Problem: Beneath this task are records; state how many of their lines hold the word "JSON", and nothing else.

Exercise data:
==================================================

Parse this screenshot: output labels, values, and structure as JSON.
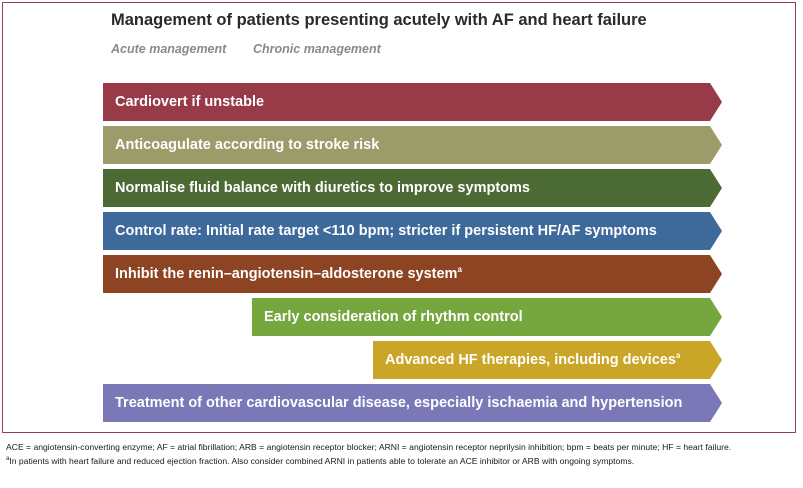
{
  "title": "Management of patients presenting acutely with AF and heart failure",
  "legend": {
    "acute": "Acute management",
    "chronic": "Chronic management"
  },
  "bars": [
    {
      "label": "Cardiovert if unstable",
      "sup": "",
      "color": "#983a48"
    },
    {
      "label": "Anticoagulate according to stroke risk",
      "sup": "",
      "color": "#9c9c6a"
    },
    {
      "label": "Normalise fluid balance with diuretics to improve symptoms",
      "sup": "",
      "color": "#4c6a34"
    },
    {
      "label": "Control rate: Initial rate target <110 bpm; stricter if persistent HF/AF symptoms",
      "sup": "",
      "color": "#3d6a9a"
    },
    {
      "label": "Inhibit the renin–angiotensin–aldosterone system",
      "sup": "a",
      "color": "#8c4422"
    },
    {
      "label": "Early consideration of rhythm control",
      "sup": "",
      "color": "#76a63e"
    },
    {
      "label": "Advanced HF therapies, including devices",
      "sup": "a",
      "color": "#c9a628"
    },
    {
      "label": "Treatment of other cardiovascular disease, especially ischaemia and hypertension",
      "sup": "",
      "color": "#7b78b8"
    }
  ],
  "footnotes": {
    "abbreviations": "ACE = angiotensin-converting enzyme;  AF = atrial fibrillation;  ARB = angiotensin receptor blocker;  ARNI = angiotensin receptor neprilysin inhibition; bpm = beats per minute; HF = heart failure.",
    "note_marker": "a",
    "note": "In patients with heart failure and reduced ejection fraction. Also consider combined ARNI in patients able to tolerate an ACE inhibitor or ARB with ongoing symptoms."
  }
}
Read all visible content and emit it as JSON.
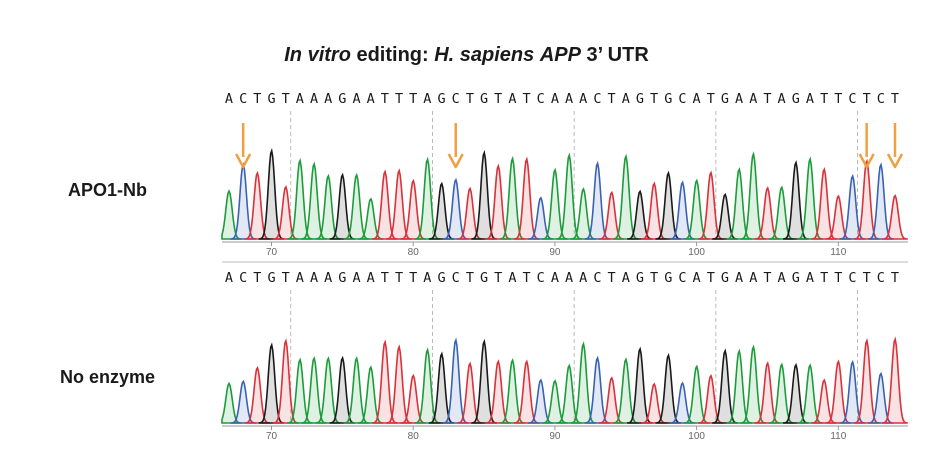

==================================================

Result for this task: 2